■ REQUIREMENTS ■
1. Summarize the article on the Raiders rebuild in two sentences.
2. In the article on the Raiders rebuild, who played left tackle for the team in 2017?

═══ SELECTED EXCERPT ═══

Raiders at NFL Football Training Camp


Oakland Raiders head coach Jon Gruden claps during NFL football training camp Thursday, Aug. 8, 2019, in Napa, Calif. Both the Oakland Raiders and the Los Angeles Rams held a joint practice before their upcoming preseason game on Saturday. (AP Photo/Eric Risberg)

Heading into the 2017 season, the Raiders thought they had a roster capable of contending for a deep playoff run. Coming off a 12-4 campaign in 2016 that doubled as a breakout year for quarterback Derek Carr, the Oakland decision-makers at the time believed things were headed in the right direction.

But after the 2017 team tanked (6-10 record, -72 point differential), Mark Davis canned the duo of general manager Reggie McKenzie and head coach Jack Del Rio and persuaded former Raiders coach Jon Gruden to return from the broadcast booth and take over control of the team.

Gruden decided that a teardown was in order and has since undertaken a near-total rebuilding project, shipping out most of the team’s established talent (Khalil Mack, Amari Cooper) in favor of draft picks and low-cost young players.

Heading into Gruden’s third year as the franchise’s czar, is the rebuilding project on track? Are the Raiders a perennial playoff team in the making, or are there still vital pieces missing from the blueprint?

Let’s compare the 2020 depth chart to the 2017 team, the year before Gruden’s arrival:


2017: Derek Carr

2020: Derek Carr

The most important personnel decision an organization makes is at quarterback. When Gruden was hired, some questioned whether he believed in Carr as a franchise QB; well, three years later Carr is still the undisputed starter, so the coach must think pretty highly of him.

Progress: Positive. Carr is still searching for his place in the league and trying to recapture the magic of his breakout 2016 season, but he is a better quarterback now. Whether he’s good enough to lead a contender remains to be seen. For now and for the foreseeable future he appears to be the man.

Offensive line

2017: LT Donald Penn, LG Kelechi Osemele, C Rodney Hudson, RG Gabe Jackson, RT Marshall Newhouse

2020: LT Kolton Miller, LG Richie Incognito, C Rodney Hudson, RG Gabe Jackson, RT Trent Brown

Donald Penn was 34 years old, so Gruden was probably wise to invest a first-round pick in Kolton Miller. Rodney Hudson and Gabe Jackson are three years older and approaching the tail end of their primes, while Richie Incognito is going into his 17th season and isn’t a long-term building block. Trent Brown is a very good right tackle, but the Raiders are paying full freight there.

Progress: Even. The Las Vegas offensive line should be among the best in the league, but the three interior positions — while extremely solid — have only gotten older. Brown is a nice addition, but he comes with a heavy cost. Miller looks like a very good young left tackle and Gruden should be able to rebuild the line around him in future years.

═══ RECORD EXTRACTS ═══

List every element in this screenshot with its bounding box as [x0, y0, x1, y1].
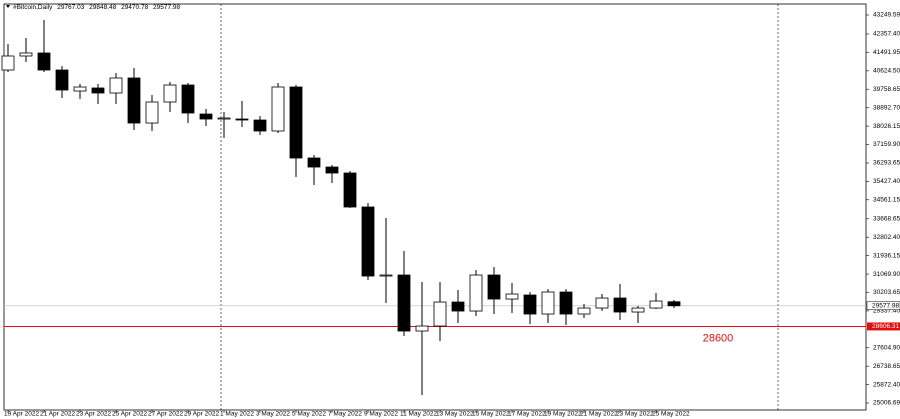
y-tick-label: 36293.65: [873, 160, 900, 167]
y-tick-label: 40624.50: [873, 68, 900, 75]
candle-body: [649, 300, 663, 309]
candle-body: [559, 291, 573, 315]
title-symbol: #Bitcoin,Daily: [13, 4, 53, 11]
x-tick-label: 3 May 2022: [256, 411, 290, 418]
candle-body: [667, 301, 681, 307]
candle-body: [181, 84, 195, 114]
candle-body: [325, 166, 339, 174]
candle-body: [487, 274, 501, 300]
candle-body: [307, 157, 321, 168]
y-tick-label: 41491.95: [873, 49, 900, 56]
candle-body: [1, 55, 15, 71]
candle-body: [235, 118, 249, 121]
x-tick-label: 21 May 2022: [580, 411, 618, 418]
candle-body: [55, 69, 69, 91]
x-tick-label: 25 May 2022: [652, 411, 690, 418]
y-tick-label: 42357.40: [873, 31, 900, 38]
x-tick-label: 23 May 2022: [616, 411, 654, 418]
x-tick-label: 21 Apr 2022: [40, 411, 75, 418]
y-tick-label: 29337.40: [873, 308, 900, 315]
candle-body: [37, 52, 51, 71]
candle-body: [631, 307, 645, 313]
menu-triangle: [6, 5, 10, 8]
x-tick-label: 1 May 2022: [220, 411, 254, 418]
x-tick-label: 9 May 2022: [364, 411, 398, 418]
candle-body: [595, 297, 609, 309]
y-tick-label: 25872.40: [873, 381, 900, 388]
candle-body: [379, 274, 393, 277]
candle-body: [523, 294, 537, 315]
candle-body: [469, 274, 483, 312]
candle-body: [109, 77, 123, 94]
y-tick-label: 43249.59: [873, 12, 900, 19]
candle-body: [361, 206, 375, 277]
candle-body: [289, 86, 303, 159]
x-tick-label: 11 May 2022: [400, 411, 437, 418]
title-low: 29470.78: [121, 4, 148, 11]
y-tick-label: 35427.40: [873, 178, 900, 185]
plot-frame: [3, 3, 867, 411]
x-tick-label: 29 Apr 2022: [184, 411, 219, 418]
title-open: 29767.03: [57, 4, 84, 11]
candle-body: [505, 293, 519, 300]
candle-body: [217, 117, 231, 120]
y-tick-label: 27604.90: [873, 344, 900, 351]
x-tick-label: 17 May 2022: [508, 411, 546, 418]
candle-body: [613, 297, 627, 313]
level-label: 28606.31: [872, 323, 899, 330]
x-tick-label: 19 Apr 2022: [4, 411, 39, 418]
candle-body: [343, 172, 357, 208]
x-tick-label: 5 May 2022: [292, 411, 326, 418]
y-tick-label: 30203.65: [873, 289, 900, 296]
level-label-box: [867, 322, 900, 331]
candle-body: [271, 86, 285, 132]
candle-body: [415, 325, 429, 332]
x-tick-label: 23 Apr 2022: [76, 411, 111, 418]
price-label-box: [866, 301, 900, 311]
y-tick-label: 37159.90: [873, 141, 900, 148]
candle-body: [541, 291, 555, 315]
chart-title: #Bitcoin,Daily 29767.03 29848.48 29470.7…: [13, 4, 181, 11]
price-label: 29577.98: [872, 302, 899, 309]
x-tick-label: 19 May 2022: [544, 411, 582, 418]
y-tick-label: 38892.70: [873, 104, 900, 111]
y-tick-label: 39758.65: [873, 86, 900, 93]
x-tick-label: 7 May 2022: [328, 411, 362, 418]
candle-body: [19, 52, 33, 57]
candle-body: [433, 301, 447, 327]
y-tick-label: 32802.40: [873, 234, 900, 241]
y-tick-label: 26738.65: [873, 363, 900, 370]
title-high: 29848.48: [89, 4, 116, 11]
level-note: 28600: [703, 332, 734, 344]
x-tick-label: 15 May 2022: [472, 411, 510, 418]
title-close: 29577.98: [153, 4, 180, 11]
candle-body: [451, 301, 465, 312]
x-tick-label: 27 Apr 2022: [148, 411, 183, 418]
y-tick-label: 38026.15: [873, 123, 900, 130]
candle-body: [253, 119, 267, 132]
y-tick-label: 33668.65: [873, 215, 900, 222]
candle-body: [163, 84, 177, 103]
candle-body: [145, 101, 159, 124]
candle-body: [127, 77, 141, 124]
y-tick-label: 31069.90: [873, 271, 900, 278]
candle-body: [73, 86, 87, 92]
candle-body: [199, 113, 213, 120]
x-tick-label: 25 Apr 2022: [112, 411, 147, 418]
x-tick-label: 13 May 2022: [436, 411, 474, 418]
y-tick-label: 34561.15: [873, 197, 900, 204]
y-tick-label: 31936.15: [873, 252, 900, 259]
candle-body: [397, 274, 411, 332]
y-tick-label: 25006.69: [873, 400, 900, 407]
candle-body: [577, 307, 591, 315]
candle-body: [91, 87, 105, 94]
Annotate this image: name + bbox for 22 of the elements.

═══

■ THE RESULTS ■
1. After the 2017 Raiders went 6-10, Mark Davis fired general manager Reggie McKenzie and head coach Jack Del Rio and brought back Jon Gruden, who shipped out established talent such as Khalil Mack and Amari Cooper for draft picks and low-cost young players. Comparing the 2017 and 2020 depth charts, the article rates progress at quarterback as positive, with Derek Carr still the starter, and on the offensive line as even, since the interior has aged and Trent Brown came at a heavy cost, though Kolton Miller looks like a very good young left tackle.

2. Donald Penn